* [Directions for this task]: Your task is to repeat the entries underneath exactly, minus the pictures.

####

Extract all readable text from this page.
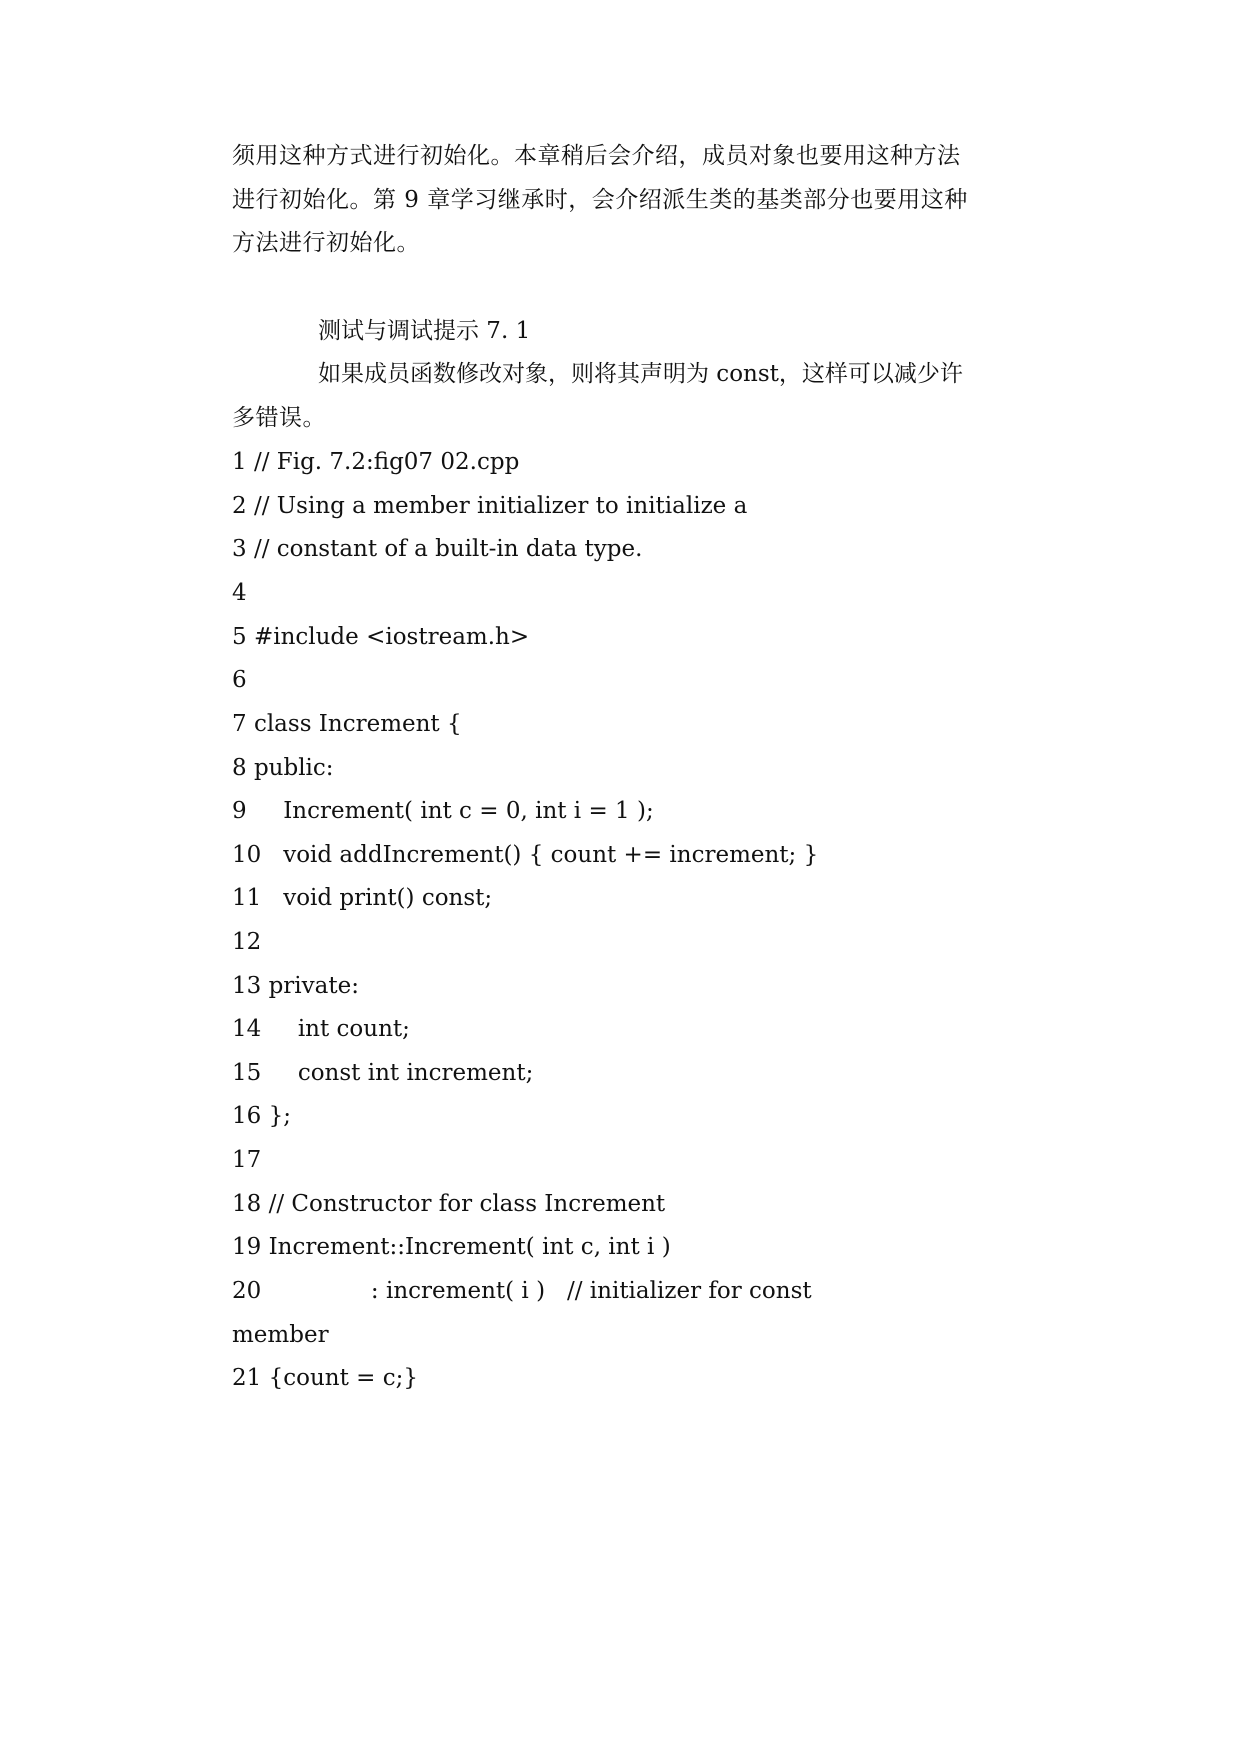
须用这种方式进行初始化。本章稍后会介绍，成员对象也要用这种方法
进行初始化。第 9 章学习继承时，会介绍派生类的基类部分也要用这种
方法进行初始化。
测试与调试提示 7. 1
如果成员函数修改对象，则将其声明为 const，这样可以减少许
多错误。
1 // Fig. 7.2:fig07 02.cpp
2 // Using a member initializer to initialize a
3 // constant of a built-in data type.
4
5 #include <iostream.h>
6
7 class Increment {
8 public:
9     Increment( int c = 0, int i = 1 );
10   void addIncrement() { count += increment; }
11   void print() const;
12
13 private:
14     int count;
15     const int increment;
16 };
17
18 // Constructor for class Increment
19 Increment::Increment( int c, int i )
20               : increment( i )   // initializer for const
member
21 {count = c;}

####

* [The result]:
Extract all readable text from this page.
须用这种方式进行初始化。本章稍后会介绍，成员对象也要用这种方法
进行初始化。第 9 章学习继承时，会介绍派生类的基类部分也要用这种
方法进行初始化。
测试与调试提示 7. 1
如果成员函数修改对象，则将其声明为 const，这样可以减少许
多错误。
1 // Fig. 7.2:fig07 02.cpp
2 // Using a member initializer to initialize a
3 // constant of a built-in data type.
4
5 #include <iostream.h>
6
7 class Increment {
8 public:
9     Increment( int c = 0, int i = 1 );
10   void addIncrement() { count += increment; }
11   void print() const;
12
13 private:
14     int count;
15     const int increment;
16 };
17
18 // Constructor for class Increment
19 Increment::Increment( int c, int i )
20               : increment( i )   // initializer for const
member
21 {count = c;}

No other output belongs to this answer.